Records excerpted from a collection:
_ _ _ _

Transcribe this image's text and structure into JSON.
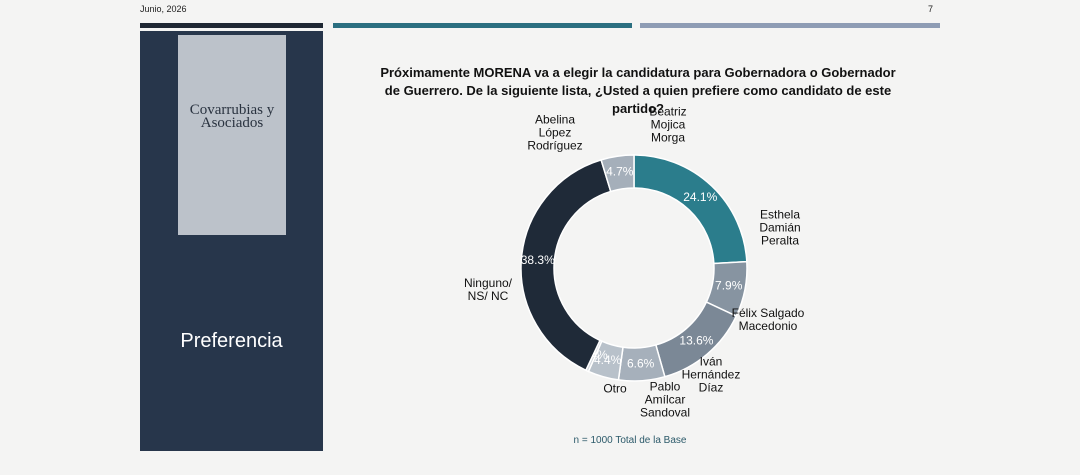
{
  "header": {
    "date": "Junio, 2026",
    "page": "7"
  },
  "sidebar": {
    "logo": "Covarrubias y Asociados",
    "section": "Preferencia"
  },
  "chart_data": {
    "type": "donut",
    "title": "Próximamente MORENA va a elegir la candidatura para Gobernadora o Gobernador de Guerrero.  De la siguiente lista, ¿Usted a quien prefiere como candidato de este partido?",
    "categories": [
      "Beatriz Mojica Morga",
      "Esthela Damián Peralta",
      "Félix Salgado Macedonio",
      "Iván Hernández Díaz",
      "Pablo Amílcar Sandoval",
      "Otro",
      "Ninguno/ NS/ NC",
      "Abelina López Rodríguez"
    ],
    "values": [
      24.1,
      7.9,
      13.6,
      6.6,
      4.4,
      0.4,
      38.3,
      4.7
    ],
    "value_labels": [
      "24.1%",
      "7.9%",
      "13.6%",
      "6.6%",
      "4.4%",
      "0.4%",
      "38.3%",
      "4.7%"
    ],
    "colors": [
      "#2b7d8c",
      "#8794a1",
      "#7b8896",
      "#a6b0bb",
      "#b8c1ca",
      "#d2d8de",
      "#1f2a38",
      "#a5afba"
    ],
    "footnote": "n = 1000 Total de la Base"
  }
}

_ _ _ _

Your task is to retype all the entries exactly and leave out any pictures.

• _WORKED SOLUTION_:
Transcribe this image's text and structure into JSON.
{
  "header": {
    "date": "Junio, 2026",
    "page": "7"
  },
  "sidebar": {
    "logo": "Covarrubias y Asociados",
    "section": "Preferencia"
  },
  "chart_data": {
    "type": "donut",
    "title": "Próximamente MORENA va a elegir la candidatura para Gobernadora o Gobernador de Guerrero.  De la siguiente lista, ¿Usted a quien prefiere como candidato de este partido?",
    "categories": [
      "Beatriz Mojica Morga",
      "Esthela Damián Peralta",
      "Félix Salgado Macedonio",
      "Iván Hernández Díaz",
      "Pablo Amílcar Sandoval",
      "Otro",
      "Ninguno/ NS/ NC",
      "Abelina López Rodríguez"
    ],
    "values": [
      24.1,
      7.9,
      13.6,
      6.6,
      4.4,
      0.4,
      38.3,
      4.7
    ],
    "value_labels": [
      "24.1%",
      "7.9%",
      "13.6%",
      "6.6%",
      "4.4%",
      "0.4%",
      "38.3%",
      "4.7%"
    ],
    "colors": [
      "#2b7d8c",
      "#8794a1",
      "#7b8896",
      "#a6b0bb",
      "#b8c1ca",
      "#d2d8de",
      "#1f2a38",
      "#a5afba"
    ],
    "footnote": "n = 1000 Total de la Base"
  }
}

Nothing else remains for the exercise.